- **WHAT IS REQUIRED**
Would you pull out every line of the material that contains the string "материалы"?

Extracted records
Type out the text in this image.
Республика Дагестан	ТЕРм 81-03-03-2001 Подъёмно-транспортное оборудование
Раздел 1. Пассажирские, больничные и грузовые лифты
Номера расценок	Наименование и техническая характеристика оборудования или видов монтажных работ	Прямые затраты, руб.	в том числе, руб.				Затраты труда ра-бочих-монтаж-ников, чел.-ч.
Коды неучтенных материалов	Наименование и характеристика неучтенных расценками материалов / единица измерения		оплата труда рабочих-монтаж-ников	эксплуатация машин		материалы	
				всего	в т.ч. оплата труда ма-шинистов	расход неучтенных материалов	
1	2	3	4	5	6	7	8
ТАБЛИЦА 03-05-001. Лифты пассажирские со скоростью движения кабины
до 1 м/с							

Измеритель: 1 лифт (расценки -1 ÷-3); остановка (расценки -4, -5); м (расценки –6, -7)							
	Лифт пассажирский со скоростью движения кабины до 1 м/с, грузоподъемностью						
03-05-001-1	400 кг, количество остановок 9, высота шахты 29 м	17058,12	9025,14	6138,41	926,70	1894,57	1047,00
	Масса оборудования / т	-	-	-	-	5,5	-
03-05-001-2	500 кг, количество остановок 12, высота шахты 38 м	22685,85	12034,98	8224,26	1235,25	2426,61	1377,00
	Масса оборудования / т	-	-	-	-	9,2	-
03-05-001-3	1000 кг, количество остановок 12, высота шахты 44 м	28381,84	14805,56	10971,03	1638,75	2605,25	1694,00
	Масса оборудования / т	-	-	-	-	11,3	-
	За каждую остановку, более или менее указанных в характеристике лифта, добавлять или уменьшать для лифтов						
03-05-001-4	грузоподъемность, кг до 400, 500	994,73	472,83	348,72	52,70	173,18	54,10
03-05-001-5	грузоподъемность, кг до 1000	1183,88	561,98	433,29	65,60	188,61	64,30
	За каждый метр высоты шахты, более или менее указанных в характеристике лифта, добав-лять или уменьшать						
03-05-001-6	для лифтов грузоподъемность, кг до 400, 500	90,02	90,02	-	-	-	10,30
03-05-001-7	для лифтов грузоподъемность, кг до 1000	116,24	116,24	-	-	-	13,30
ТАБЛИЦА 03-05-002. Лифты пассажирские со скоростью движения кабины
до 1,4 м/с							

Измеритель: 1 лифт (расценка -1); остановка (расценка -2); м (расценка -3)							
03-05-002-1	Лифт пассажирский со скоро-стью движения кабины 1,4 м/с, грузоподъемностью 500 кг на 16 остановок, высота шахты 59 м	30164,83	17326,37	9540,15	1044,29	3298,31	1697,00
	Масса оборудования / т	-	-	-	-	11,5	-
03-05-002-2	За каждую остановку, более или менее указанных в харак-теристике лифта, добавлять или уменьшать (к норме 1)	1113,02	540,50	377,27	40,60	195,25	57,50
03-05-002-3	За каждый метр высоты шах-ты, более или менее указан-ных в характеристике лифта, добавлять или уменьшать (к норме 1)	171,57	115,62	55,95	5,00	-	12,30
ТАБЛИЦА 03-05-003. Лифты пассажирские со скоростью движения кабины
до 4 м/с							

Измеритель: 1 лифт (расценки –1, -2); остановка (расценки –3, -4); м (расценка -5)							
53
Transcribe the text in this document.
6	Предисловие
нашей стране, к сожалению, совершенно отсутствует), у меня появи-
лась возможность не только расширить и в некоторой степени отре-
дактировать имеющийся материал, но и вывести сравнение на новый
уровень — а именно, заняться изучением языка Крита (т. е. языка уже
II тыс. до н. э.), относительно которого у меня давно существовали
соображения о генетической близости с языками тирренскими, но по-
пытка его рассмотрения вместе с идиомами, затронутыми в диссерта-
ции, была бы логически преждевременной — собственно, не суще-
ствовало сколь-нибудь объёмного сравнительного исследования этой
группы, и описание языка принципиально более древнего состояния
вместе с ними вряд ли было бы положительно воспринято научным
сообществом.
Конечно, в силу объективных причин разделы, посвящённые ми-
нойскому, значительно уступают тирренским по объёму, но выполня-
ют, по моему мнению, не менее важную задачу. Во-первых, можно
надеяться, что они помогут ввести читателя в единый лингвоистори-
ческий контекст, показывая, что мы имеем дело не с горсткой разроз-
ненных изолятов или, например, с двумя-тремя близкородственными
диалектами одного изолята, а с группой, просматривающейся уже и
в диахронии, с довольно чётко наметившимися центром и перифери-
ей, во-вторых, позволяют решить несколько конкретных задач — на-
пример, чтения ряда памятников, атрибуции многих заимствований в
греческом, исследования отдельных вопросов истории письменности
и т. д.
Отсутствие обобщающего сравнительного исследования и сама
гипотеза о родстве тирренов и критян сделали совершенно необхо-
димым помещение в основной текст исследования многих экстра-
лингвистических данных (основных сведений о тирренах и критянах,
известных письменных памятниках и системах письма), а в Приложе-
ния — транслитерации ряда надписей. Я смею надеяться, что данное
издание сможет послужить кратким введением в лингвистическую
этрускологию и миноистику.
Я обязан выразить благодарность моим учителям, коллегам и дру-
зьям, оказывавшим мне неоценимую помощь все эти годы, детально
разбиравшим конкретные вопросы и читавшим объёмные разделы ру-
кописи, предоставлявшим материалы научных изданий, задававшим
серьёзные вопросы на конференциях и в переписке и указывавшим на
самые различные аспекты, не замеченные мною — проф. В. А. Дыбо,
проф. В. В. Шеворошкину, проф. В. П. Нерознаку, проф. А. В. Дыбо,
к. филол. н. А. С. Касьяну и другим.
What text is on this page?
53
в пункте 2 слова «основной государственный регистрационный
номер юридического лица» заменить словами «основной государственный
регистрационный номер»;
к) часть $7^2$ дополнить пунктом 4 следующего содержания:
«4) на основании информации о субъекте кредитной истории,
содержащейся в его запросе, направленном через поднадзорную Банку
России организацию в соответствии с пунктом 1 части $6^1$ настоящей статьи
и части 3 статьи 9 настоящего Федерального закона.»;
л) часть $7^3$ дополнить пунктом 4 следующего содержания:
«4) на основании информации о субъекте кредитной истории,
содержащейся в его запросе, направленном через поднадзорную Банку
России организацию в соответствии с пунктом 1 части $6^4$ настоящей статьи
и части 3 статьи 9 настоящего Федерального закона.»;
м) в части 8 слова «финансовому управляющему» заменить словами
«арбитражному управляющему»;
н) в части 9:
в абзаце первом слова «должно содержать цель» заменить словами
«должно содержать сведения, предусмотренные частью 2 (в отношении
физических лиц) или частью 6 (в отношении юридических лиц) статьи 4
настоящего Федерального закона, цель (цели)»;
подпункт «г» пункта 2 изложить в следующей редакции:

- **COMPLETE RESPONSE**
Коды неучтенных материалов	Наименование и характеристика неучтенных расценками материалов / единица измерения		оплата труда рабочих-монтаж-ников	эксплуатация машин		материалы	
кописи, предоставлявшим материалы научных изданий, задававшим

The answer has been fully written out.